■ **Exercise requirements**
From the listing, collect all lines containing the word "cancel".

■ **Source data**
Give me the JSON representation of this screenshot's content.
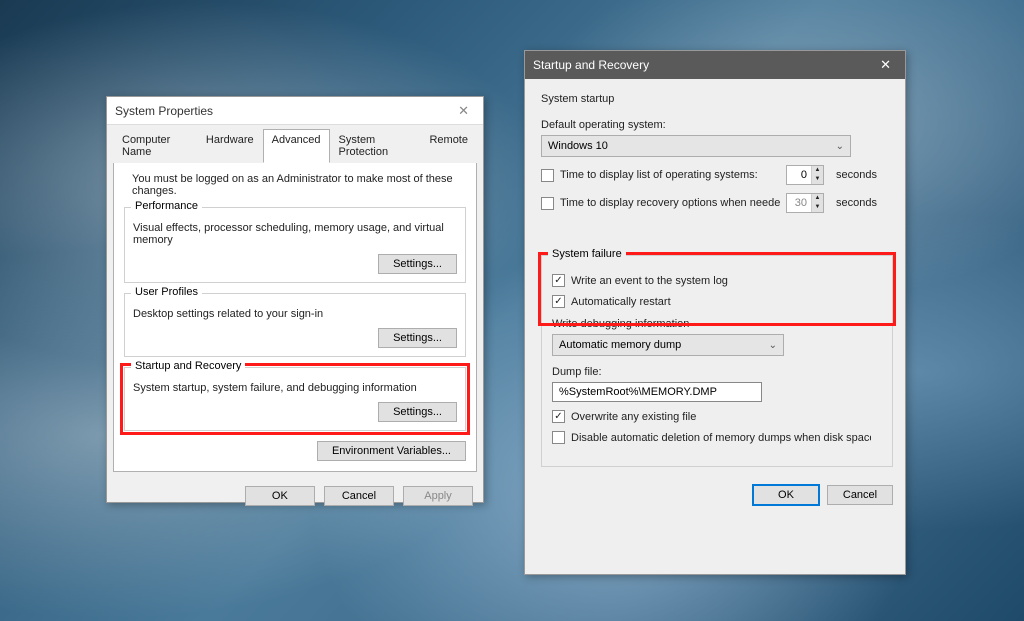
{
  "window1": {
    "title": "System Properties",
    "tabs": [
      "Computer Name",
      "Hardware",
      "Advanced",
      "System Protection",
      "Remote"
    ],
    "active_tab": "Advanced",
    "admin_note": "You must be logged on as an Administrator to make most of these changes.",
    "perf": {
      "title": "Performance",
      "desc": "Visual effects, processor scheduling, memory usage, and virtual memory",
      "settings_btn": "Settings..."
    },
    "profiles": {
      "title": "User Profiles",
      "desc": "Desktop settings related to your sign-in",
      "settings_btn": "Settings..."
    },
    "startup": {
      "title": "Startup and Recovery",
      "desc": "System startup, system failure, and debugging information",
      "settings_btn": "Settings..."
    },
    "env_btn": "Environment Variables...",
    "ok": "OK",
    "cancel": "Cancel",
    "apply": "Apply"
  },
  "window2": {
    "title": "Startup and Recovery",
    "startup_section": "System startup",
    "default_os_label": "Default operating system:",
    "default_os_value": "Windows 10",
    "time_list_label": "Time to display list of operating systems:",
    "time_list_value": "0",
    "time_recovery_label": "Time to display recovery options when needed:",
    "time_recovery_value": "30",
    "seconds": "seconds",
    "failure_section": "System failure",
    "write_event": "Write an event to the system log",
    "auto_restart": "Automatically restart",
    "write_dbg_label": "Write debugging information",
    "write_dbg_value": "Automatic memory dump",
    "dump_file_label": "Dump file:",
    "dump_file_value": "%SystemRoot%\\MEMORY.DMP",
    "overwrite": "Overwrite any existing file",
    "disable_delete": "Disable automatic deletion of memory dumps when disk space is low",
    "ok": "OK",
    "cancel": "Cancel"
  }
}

* * *

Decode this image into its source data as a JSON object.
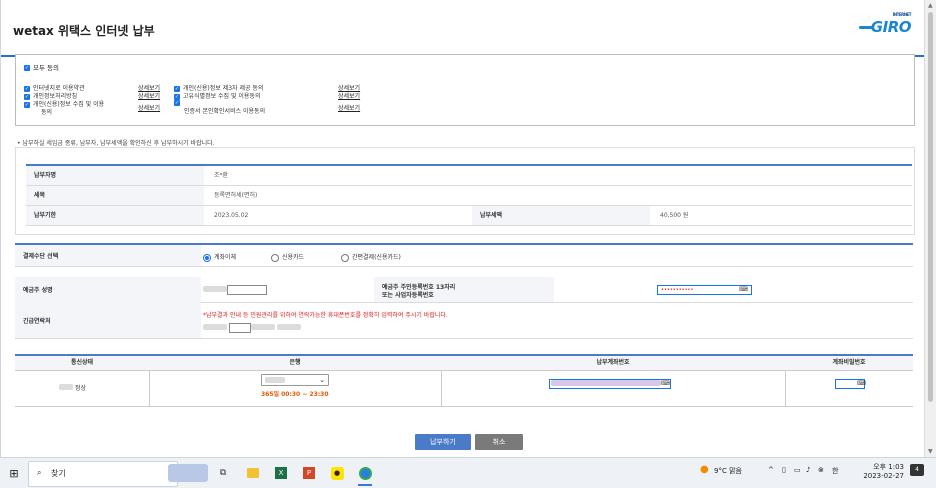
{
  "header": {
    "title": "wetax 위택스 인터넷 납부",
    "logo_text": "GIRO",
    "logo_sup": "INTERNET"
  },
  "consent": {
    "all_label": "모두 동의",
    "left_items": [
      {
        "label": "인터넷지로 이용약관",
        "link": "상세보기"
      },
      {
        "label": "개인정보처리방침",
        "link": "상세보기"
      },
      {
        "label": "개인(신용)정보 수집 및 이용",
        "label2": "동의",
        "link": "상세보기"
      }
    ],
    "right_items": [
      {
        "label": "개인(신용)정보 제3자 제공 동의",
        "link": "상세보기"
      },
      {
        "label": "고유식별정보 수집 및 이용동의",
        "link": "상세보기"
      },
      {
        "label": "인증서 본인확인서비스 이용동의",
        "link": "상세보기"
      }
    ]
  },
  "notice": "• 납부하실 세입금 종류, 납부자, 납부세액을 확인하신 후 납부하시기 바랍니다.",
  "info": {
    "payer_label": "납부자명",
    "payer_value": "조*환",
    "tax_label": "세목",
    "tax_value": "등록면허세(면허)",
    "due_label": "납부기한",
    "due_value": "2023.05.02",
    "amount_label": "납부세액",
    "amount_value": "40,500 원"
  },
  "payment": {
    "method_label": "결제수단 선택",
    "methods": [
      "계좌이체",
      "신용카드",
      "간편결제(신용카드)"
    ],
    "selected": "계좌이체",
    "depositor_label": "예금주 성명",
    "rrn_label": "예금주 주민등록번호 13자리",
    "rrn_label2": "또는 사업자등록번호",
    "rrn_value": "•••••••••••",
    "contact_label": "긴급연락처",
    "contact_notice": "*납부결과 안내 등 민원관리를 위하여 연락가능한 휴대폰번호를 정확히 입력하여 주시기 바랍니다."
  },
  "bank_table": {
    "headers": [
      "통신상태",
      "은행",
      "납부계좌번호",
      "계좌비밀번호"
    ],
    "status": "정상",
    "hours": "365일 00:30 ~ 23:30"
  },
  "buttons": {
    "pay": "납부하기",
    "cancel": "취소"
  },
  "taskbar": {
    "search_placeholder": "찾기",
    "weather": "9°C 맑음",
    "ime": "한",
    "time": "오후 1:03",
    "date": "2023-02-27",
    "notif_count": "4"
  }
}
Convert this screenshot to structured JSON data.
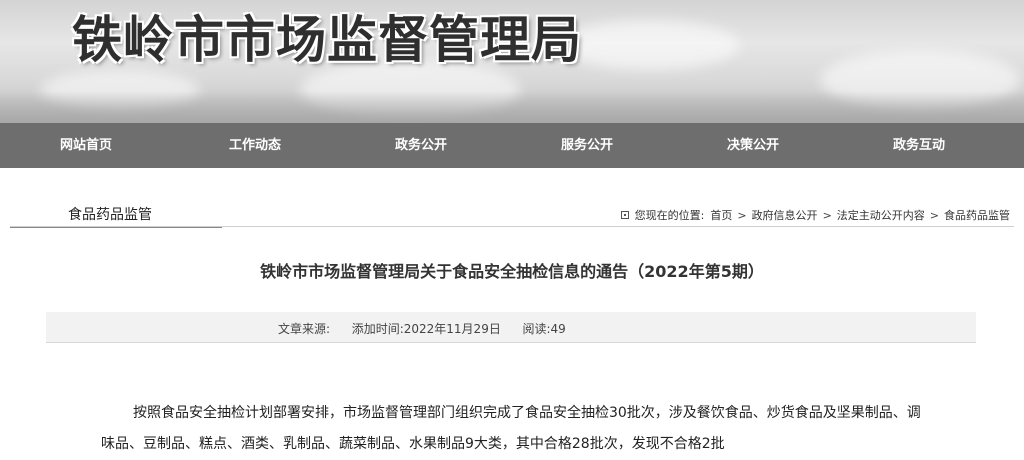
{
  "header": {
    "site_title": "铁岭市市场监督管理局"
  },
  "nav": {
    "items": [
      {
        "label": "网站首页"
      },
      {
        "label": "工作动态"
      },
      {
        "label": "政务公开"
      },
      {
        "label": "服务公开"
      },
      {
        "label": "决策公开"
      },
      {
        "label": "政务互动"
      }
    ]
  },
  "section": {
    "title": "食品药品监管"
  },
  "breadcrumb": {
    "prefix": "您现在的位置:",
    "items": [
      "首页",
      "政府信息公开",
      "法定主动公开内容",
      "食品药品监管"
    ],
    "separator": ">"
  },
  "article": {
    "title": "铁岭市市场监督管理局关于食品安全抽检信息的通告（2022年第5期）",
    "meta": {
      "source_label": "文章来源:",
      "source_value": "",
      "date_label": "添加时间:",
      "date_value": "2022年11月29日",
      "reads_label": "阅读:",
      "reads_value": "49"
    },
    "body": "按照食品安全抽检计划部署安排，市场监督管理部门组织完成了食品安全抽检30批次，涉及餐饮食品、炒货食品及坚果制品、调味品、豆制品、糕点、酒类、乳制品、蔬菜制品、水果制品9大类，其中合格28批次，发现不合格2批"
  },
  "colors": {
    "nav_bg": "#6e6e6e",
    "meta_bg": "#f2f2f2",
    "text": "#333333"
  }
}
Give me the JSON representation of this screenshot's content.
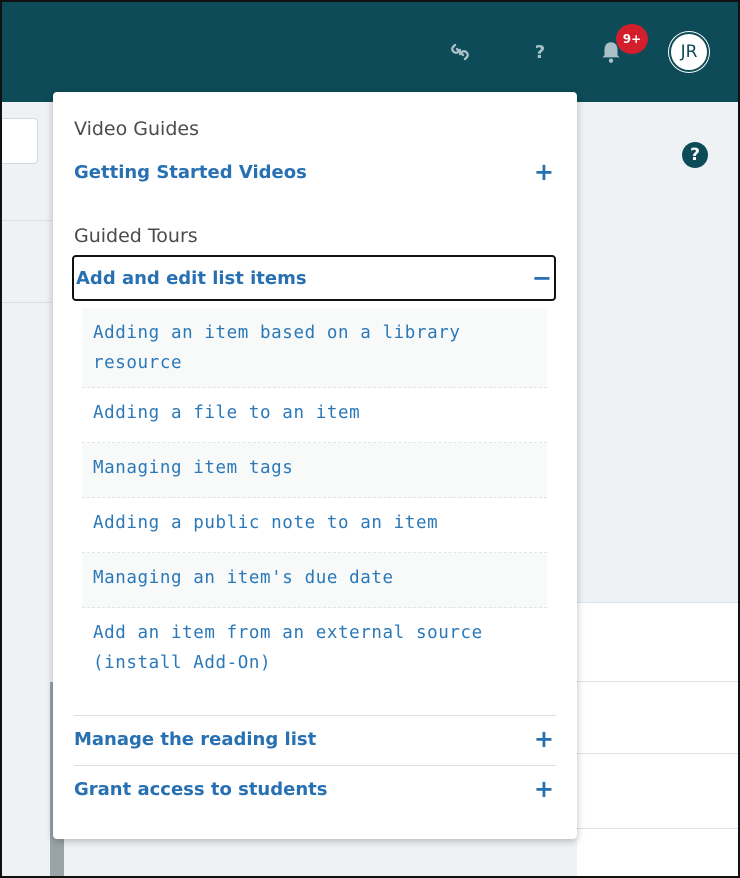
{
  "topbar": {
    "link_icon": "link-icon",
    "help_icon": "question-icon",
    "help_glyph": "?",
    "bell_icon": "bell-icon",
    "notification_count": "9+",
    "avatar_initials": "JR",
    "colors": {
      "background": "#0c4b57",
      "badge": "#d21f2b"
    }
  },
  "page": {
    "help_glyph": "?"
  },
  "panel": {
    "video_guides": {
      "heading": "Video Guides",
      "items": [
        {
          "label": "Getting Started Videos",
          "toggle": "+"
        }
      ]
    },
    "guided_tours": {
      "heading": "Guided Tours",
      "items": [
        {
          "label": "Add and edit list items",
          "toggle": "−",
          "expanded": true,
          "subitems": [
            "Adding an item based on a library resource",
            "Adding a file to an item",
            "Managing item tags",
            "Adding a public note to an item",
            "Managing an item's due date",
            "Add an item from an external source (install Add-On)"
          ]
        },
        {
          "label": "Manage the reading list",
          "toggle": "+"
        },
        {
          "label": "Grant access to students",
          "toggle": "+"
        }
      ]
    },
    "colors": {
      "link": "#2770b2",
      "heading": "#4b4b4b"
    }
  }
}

■ **Finished answer**
    "cancel": "Cancel",
    "cancel": "Cancel"
    "cancel": "취소"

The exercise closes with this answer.